> **Exercise details**
The records below must be retyped exactly.

> **Given records**
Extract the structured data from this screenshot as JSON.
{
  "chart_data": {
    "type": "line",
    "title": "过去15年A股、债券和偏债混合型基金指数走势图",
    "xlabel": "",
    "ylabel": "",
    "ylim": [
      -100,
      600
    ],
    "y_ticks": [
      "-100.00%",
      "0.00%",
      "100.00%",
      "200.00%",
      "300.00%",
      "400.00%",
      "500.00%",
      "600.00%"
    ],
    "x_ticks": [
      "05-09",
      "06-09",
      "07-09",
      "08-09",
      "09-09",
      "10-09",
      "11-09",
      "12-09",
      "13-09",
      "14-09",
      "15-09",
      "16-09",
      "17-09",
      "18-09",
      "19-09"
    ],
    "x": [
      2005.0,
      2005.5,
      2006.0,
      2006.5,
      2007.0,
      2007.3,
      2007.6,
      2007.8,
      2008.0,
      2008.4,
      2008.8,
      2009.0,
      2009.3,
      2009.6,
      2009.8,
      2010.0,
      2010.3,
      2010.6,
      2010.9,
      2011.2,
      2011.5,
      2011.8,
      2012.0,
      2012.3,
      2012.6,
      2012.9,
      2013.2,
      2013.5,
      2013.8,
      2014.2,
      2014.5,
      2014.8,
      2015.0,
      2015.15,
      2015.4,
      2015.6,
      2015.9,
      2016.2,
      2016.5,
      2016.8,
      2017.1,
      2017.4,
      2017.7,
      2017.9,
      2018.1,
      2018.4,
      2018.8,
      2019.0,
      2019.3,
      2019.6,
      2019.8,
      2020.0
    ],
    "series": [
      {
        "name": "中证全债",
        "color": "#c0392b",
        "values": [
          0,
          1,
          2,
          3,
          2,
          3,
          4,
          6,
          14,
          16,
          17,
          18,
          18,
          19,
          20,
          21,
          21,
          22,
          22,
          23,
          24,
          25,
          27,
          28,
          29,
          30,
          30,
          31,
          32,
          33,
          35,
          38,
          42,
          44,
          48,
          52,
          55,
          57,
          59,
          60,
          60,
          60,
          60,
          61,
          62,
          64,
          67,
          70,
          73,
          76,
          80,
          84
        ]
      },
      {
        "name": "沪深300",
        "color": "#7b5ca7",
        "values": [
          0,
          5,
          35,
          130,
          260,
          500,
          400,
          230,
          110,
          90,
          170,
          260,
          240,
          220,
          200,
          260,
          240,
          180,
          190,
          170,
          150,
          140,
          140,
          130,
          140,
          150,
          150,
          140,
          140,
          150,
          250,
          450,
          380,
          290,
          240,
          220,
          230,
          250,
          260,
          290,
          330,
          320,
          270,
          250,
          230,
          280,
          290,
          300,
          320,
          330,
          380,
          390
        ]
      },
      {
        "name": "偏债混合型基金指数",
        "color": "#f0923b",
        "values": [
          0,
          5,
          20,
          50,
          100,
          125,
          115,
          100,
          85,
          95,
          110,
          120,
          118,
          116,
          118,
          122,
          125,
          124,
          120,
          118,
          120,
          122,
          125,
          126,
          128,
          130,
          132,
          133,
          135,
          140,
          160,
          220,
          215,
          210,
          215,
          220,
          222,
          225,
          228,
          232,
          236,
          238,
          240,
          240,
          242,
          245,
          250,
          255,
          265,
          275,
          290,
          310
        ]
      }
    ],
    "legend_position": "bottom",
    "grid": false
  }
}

> **Reply**
Extract the structured data from this screenshot as JSON.
{
  "chart_data": {
    "type": "line",
    "title": "过去15年A股、债券和偏债混合型基金指数走势图",
    "xlabel": "",
    "ylabel": "",
    "ylim": [
      -100,
      600
    ],
    "y_ticks": [
      "-100.00%",
      "0.00%",
      "100.00%",
      "200.00%",
      "300.00%",
      "400.00%",
      "500.00%",
      "600.00%"
    ],
    "x_ticks": [
      "05-09",
      "06-09",
      "07-09",
      "08-09",
      "09-09",
      "10-09",
      "11-09",
      "12-09",
      "13-09",
      "14-09",
      "15-09",
      "16-09",
      "17-09",
      "18-09",
      "19-09"
    ],
    "x": [
      2005.0,
      2005.5,
      2006.0,
      2006.5,
      2007.0,
      2007.3,
      2007.6,
      2007.8,
      2008.0,
      2008.4,
      2008.8,
      2009.0,
      2009.3,
      2009.6,
      2009.8,
      2010.0,
      2010.3,
      2010.6,
      2010.9,
      2011.2,
      2011.5,
      2011.8,
      2012.0,
      2012.3,
      2012.6,
      2012.9,
      2013.2,
      2013.5,
      2013.8,
      2014.2,
      2014.5,
      2014.8,
      2015.0,
      2015.15,
      2015.4,
      2015.6,
      2015.9,
      2016.2,
      2016.5,
      2016.8,
      2017.1,
      2017.4,
      2017.7,
      2017.9,
      2018.1,
      2018.4,
      2018.8,
      2019.0,
      2019.3,
      2019.6,
      2019.8,
      2020.0
    ],
    "series": [
      {
        "name": "中证全债",
        "color": "#c0392b",
        "values": [
          0,
          1,
          2,
          3,
          2,
          3,
          4,
          6,
          14,
          16,
          17,
          18,
          18,
          19,
          20,
          21,
          21,
          22,
          22,
          23,
          24,
          25,
          27,
          28,
          29,
          30,
          30,
          31,
          32,
          33,
          35,
          38,
          42,
          44,
          48,
          52,
          55,
          57,
          59,
          60,
          60,
          60,
          60,
          61,
          62,
          64,
          67,
          70,
          73,
          76,
          80,
          84
        ]
      },
      {
        "name": "沪深300",
        "color": "#7b5ca7",
        "values": [
          0,
          5,
          35,
          130,
          260,
          500,
          400,
          230,
          110,
          90,
          170,
          260,
          240,
          220,
          200,
          260,
          240,
          180,
          190,
          170,
          150,
          140,
          140,
          130,
          140,
          150,
          150,
          140,
          140,
          150,
          250,
          450,
          380,
          290,
          240,
          220,
          230,
          250,
          260,
          290,
          330,
          320,
          270,
          250,
          230,
          280,
          290,
          300,
          320,
          330,
          380,
          390
        ]
      },
      {
        "name": "偏债混合型基金指数",
        "color": "#f0923b",
        "values": [
          0,
          5,
          20,
          50,
          100,
          125,
          115,
          100,
          85,
          95,
          110,
          120,
          118,
          116,
          118,
          122,
          125,
          124,
          120,
          118,
          120,
          122,
          125,
          126,
          128,
          130,
          132,
          133,
          135,
          140,
          160,
          220,
          215,
          210,
          215,
          220,
          222,
          225,
          228,
          232,
          236,
          238,
          240,
          240,
          242,
          245,
          250,
          255,
          265,
          275,
          290,
          310
        ]
      }
    ],
    "legend_position": "bottom",
    "grid": false
  }
}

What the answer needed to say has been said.